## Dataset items
■ ■ ■ ■

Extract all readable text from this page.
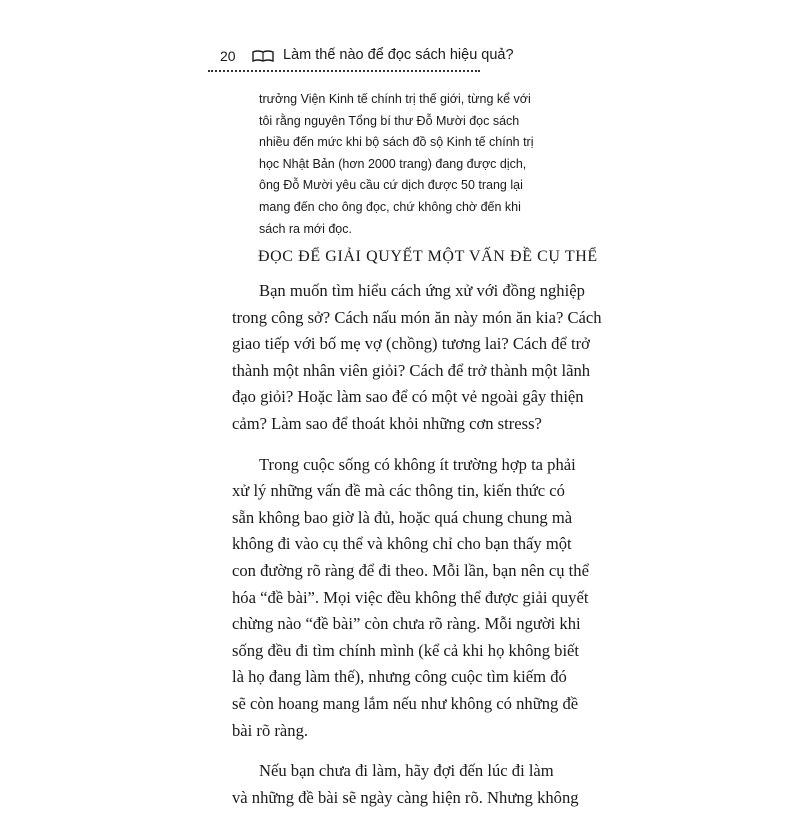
20	Làm thế nào để đọc sách hiệu quả?
trưởng Viện Kinh tế chính trị thế giới, từng kể với
tôi rằng nguyên Tổng bí thư Đỗ Mười đọc sách
nhiều đến mức khi bộ sách đồ sộ Kinh tế chính trị
học Nhật Bản (hơn 2000 trang) đang được dịch,
ông Đỗ Mười yêu cầu cứ dịch được 50 trang lại
mang đến cho ông đọc, chứ không chờ đến khi
sách ra mới đọc.
ĐỌC ĐỂ GIẢI QUYẾT MỘT VẤN ĐỀ CỤ THỂ
Bạn muốn tìm hiểu cách ứng xử với đồng nghiệp
trong công sở? Cách nấu món ăn này món ăn kia? Cách
giao tiếp với bố mẹ vợ (chồng) tương lai? Cách để trở
thành một nhân viên giỏi? Cách để trở thành một lãnh
đạo giỏi? Hoặc làm sao để có một vẻ ngoài gây thiện
cảm? Làm sao để thoát khỏi những cơn stress?
Trong cuộc sống có không ít trường hợp ta phải
xử lý những vấn đề mà các thông tin, kiến thức có
sẵn không bao giờ là đủ, hoặc quá chung chung mà
không đi vào cụ thể và không chỉ cho bạn thấy một
con đường rõ ràng để đi theo. Mỗi lần, bạn nên cụ thể
hóa “đề bài”. Mọi việc đều không thể được giải quyết
chừng nào “đề bài” còn chưa rõ ràng. Mỗi người khi
sống đều đi tìm chính mình (kể cả khi họ không biết
là họ đang làm thế), nhưng công cuộc tìm kiếm đó
sẽ còn hoang mang lắm nếu như không có những đề
bài rõ ràng.
Nếu bạn chưa đi làm, hãy đợi đến lúc đi làm
và những đề bài sẽ ngày càng hiện rõ. Nhưng không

■ ■ ■ ■

## Exercise requirements
Write out the listing word for word, omitting the pictures it holds.

## Finished answer
Extract all readable text from this page.
20	Làm thế nào để đọc sách hiệu quả?
trưởng Viện Kinh tế chính trị thế giới, từng kể với
tôi rằng nguyên Tổng bí thư Đỗ Mười đọc sách
nhiều đến mức khi bộ sách đồ sộ Kinh tế chính trị
học Nhật Bản (hơn 2000 trang) đang được dịch,
ông Đỗ Mười yêu cầu cứ dịch được 50 trang lại
mang đến cho ông đọc, chứ không chờ đến khi
sách ra mới đọc.
ĐỌC ĐỂ GIẢI QUYẾT MỘT VẤN ĐỀ CỤ THỂ
Bạn muốn tìm hiểu cách ứng xử với đồng nghiệp
trong công sở? Cách nấu món ăn này món ăn kia? Cách
giao tiếp với bố mẹ vợ (chồng) tương lai? Cách để trở
thành một nhân viên giỏi? Cách để trở thành một lãnh
đạo giỏi? Hoặc làm sao để có một vẻ ngoài gây thiện
cảm? Làm sao để thoát khỏi những cơn stress?
Trong cuộc sống có không ít trường hợp ta phải
xử lý những vấn đề mà các thông tin, kiến thức có
sẵn không bao giờ là đủ, hoặc quá chung chung mà
không đi vào cụ thể và không chỉ cho bạn thấy một
con đường rõ ràng để đi theo. Mỗi lần, bạn nên cụ thể
hóa “đề bài”. Mọi việc đều không thể được giải quyết
chừng nào “đề bài” còn chưa rõ ràng. Mỗi người khi
sống đều đi tìm chính mình (kể cả khi họ không biết
là họ đang làm thế), nhưng công cuộc tìm kiếm đó
sẽ còn hoang mang lắm nếu như không có những đề
bài rõ ràng.
Nếu bạn chưa đi làm, hãy đợi đến lúc đi làm
và những đề bài sẽ ngày càng hiện rõ. Nhưng không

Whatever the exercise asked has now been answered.